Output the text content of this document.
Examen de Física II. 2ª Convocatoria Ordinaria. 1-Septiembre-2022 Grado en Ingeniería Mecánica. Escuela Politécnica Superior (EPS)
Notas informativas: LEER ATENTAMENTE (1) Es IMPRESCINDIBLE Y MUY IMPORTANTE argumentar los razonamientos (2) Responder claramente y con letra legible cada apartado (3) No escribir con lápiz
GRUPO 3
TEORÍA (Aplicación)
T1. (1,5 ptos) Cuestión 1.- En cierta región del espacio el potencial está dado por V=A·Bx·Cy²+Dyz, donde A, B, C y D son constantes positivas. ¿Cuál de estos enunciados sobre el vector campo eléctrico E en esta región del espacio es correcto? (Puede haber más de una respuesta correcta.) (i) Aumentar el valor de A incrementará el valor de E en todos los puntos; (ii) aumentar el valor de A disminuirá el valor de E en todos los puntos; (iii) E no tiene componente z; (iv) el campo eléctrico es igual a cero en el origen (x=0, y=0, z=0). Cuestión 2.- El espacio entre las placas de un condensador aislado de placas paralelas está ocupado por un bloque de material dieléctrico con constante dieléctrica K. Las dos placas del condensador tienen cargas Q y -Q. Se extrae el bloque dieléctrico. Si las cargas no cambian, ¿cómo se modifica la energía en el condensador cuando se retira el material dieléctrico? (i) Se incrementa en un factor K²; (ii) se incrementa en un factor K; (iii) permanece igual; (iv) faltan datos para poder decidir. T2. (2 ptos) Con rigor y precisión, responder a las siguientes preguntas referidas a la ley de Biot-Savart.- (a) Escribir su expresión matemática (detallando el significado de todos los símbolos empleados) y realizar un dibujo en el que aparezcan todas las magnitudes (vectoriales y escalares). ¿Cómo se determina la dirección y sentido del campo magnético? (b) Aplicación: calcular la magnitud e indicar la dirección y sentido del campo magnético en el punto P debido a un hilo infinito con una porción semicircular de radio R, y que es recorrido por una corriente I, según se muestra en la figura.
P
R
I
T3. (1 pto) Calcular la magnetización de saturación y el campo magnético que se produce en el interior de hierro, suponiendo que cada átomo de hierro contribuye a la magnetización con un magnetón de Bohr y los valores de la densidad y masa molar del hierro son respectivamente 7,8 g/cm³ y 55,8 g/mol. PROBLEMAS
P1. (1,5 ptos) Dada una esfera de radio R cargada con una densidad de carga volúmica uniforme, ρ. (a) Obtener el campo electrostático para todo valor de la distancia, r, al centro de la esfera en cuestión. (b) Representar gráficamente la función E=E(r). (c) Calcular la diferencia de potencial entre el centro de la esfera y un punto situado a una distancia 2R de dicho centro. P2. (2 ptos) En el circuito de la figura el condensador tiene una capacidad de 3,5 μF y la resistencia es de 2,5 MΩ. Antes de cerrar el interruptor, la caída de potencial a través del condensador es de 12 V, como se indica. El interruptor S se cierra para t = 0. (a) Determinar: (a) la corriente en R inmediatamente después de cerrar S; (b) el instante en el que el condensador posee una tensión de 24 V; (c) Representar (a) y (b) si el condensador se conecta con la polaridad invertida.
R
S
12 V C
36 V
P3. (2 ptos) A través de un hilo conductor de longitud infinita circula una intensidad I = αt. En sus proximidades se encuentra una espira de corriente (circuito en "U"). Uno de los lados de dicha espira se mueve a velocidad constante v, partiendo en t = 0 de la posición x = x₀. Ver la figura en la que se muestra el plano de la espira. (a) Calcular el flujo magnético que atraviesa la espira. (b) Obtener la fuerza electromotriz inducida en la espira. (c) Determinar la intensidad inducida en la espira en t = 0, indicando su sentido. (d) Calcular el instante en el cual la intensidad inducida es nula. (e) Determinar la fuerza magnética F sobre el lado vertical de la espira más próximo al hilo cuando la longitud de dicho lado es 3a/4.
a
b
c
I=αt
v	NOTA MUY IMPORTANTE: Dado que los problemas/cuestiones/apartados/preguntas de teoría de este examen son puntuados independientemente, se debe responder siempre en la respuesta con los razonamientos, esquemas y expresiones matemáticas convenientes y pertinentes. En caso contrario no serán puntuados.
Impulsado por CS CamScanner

________________________________________

• _Do this_: Repeat the records exactly, including every line.

• _Result below_:
Output the text content of this document.
Examen de Física II. 2ª Convocatoria Ordinaria. 1-Septiembre-2022 Grado en Ingeniería Mecánica. Escuela Politécnica Superior (EPS)
Notas informativas: LEER ATENTAMENTE (1) Es IMPRESCINDIBLE Y MUY IMPORTANTE argumentar los razonamientos (2) Responder claramente y con letra legible cada apartado (3) No escribir con lápiz
GRUPO 3
TEORÍA (Aplicación)
T1. (1,5 ptos) Cuestión 1.- En cierta región del espacio el potencial está dado por V=A·Bx·Cy²+Dyz, donde A, B, C y D son constantes positivas. ¿Cuál de estos enunciados sobre el vector campo eléctrico E en esta región del espacio es correcto? (Puede haber más de una respuesta correcta.) (i) Aumentar el valor de A incrementará el valor de E en todos los puntos; (ii) aumentar el valor de A disminuirá el valor de E en todos los puntos; (iii) E no tiene componente z; (iv) el campo eléctrico es igual a cero en el origen (x=0, y=0, z=0). Cuestión 2.- El espacio entre las placas de un condensador aislado de placas paralelas está ocupado por un bloque de material dieléctrico con constante dieléctrica K. Las dos placas del condensador tienen cargas Q y -Q. Se extrae el bloque dieléctrico. Si las cargas no cambian, ¿cómo se modifica la energía en el condensador cuando se retira el material dieléctrico? (i) Se incrementa en un factor K²; (ii) se incrementa en un factor K; (iii) permanece igual; (iv) faltan datos para poder decidir. T2. (2 ptos) Con rigor y precisión, responder a las siguientes preguntas referidas a la ley de Biot-Savart.- (a) Escribir su expresión matemática (detallando el significado de todos los símbolos empleados) y realizar un dibujo en el que aparezcan todas las magnitudes (vectoriales y escalares). ¿Cómo se determina la dirección y sentido del campo magnético? (b) Aplicación: calcular la magnitud e indicar la dirección y sentido del campo magnético en el punto P debido a un hilo infinito con una porción semicircular de radio R, y que es recorrido por una corriente I, según se muestra en la figura.
P
R
I
T3. (1 pto) Calcular la magnetización de saturación y el campo magnético que se produce en el interior de hierro, suponiendo que cada átomo de hierro contribuye a la magnetización con un magnetón de Bohr y los valores de la densidad y masa molar del hierro son respectivamente 7,8 g/cm³ y 55,8 g/mol. PROBLEMAS
P1. (1,5 ptos) Dada una esfera de radio R cargada con una densidad de carga volúmica uniforme, ρ. (a) Obtener el campo electrostático para todo valor de la distancia, r, al centro de la esfera en cuestión. (b) Representar gráficamente la función E=E(r). (c) Calcular la diferencia de potencial entre el centro de la esfera y un punto situado a una distancia 2R de dicho centro. P2. (2 ptos) En el circuito de la figura el condensador tiene una capacidad de 3,5 μF y la resistencia es de 2,5 MΩ. Antes de cerrar el interruptor, la caída de potencial a través del condensador es de 12 V, como se indica. El interruptor S se cierra para t = 0. (a) Determinar: (a) la corriente en R inmediatamente después de cerrar S; (b) el instante en el que el condensador posee una tensión de 24 V; (c) Representar (a) y (b) si el condensador se conecta con la polaridad invertida.
R
S
12 V C
36 V
P3. (2 ptos) A través de un hilo conductor de longitud infinita circula una intensidad I = αt. En sus proximidades se encuentra una espira de corriente (circuito en "U"). Uno de los lados de dicha espira se mueve a velocidad constante v, partiendo en t = 0 de la posición x = x₀. Ver la figura en la que se muestra el plano de la espira. (a) Calcular el flujo magnético que atraviesa la espira. (b) Obtener la fuerza electromotriz inducida en la espira. (c) Determinar la intensidad inducida en la espira en t = 0, indicando su sentido. (d) Calcular el instante en el cual la intensidad inducida es nula. (e) Determinar la fuerza magnética F sobre el lado vertical de la espira más próximo al hilo cuando la longitud de dicho lado es 3a/4.
a
b
c
I=αt
v	NOTA MUY IMPORTANTE: Dado que los problemas/cuestiones/apartados/preguntas de teoría de este examen son puntuados independientemente, se debe responder siempre en la respuesta con los razonamientos, esquemas y expresiones matemáticas convenientes y pertinentes. En caso contrario no serán puntuados.
Impulsado por CS CamScanner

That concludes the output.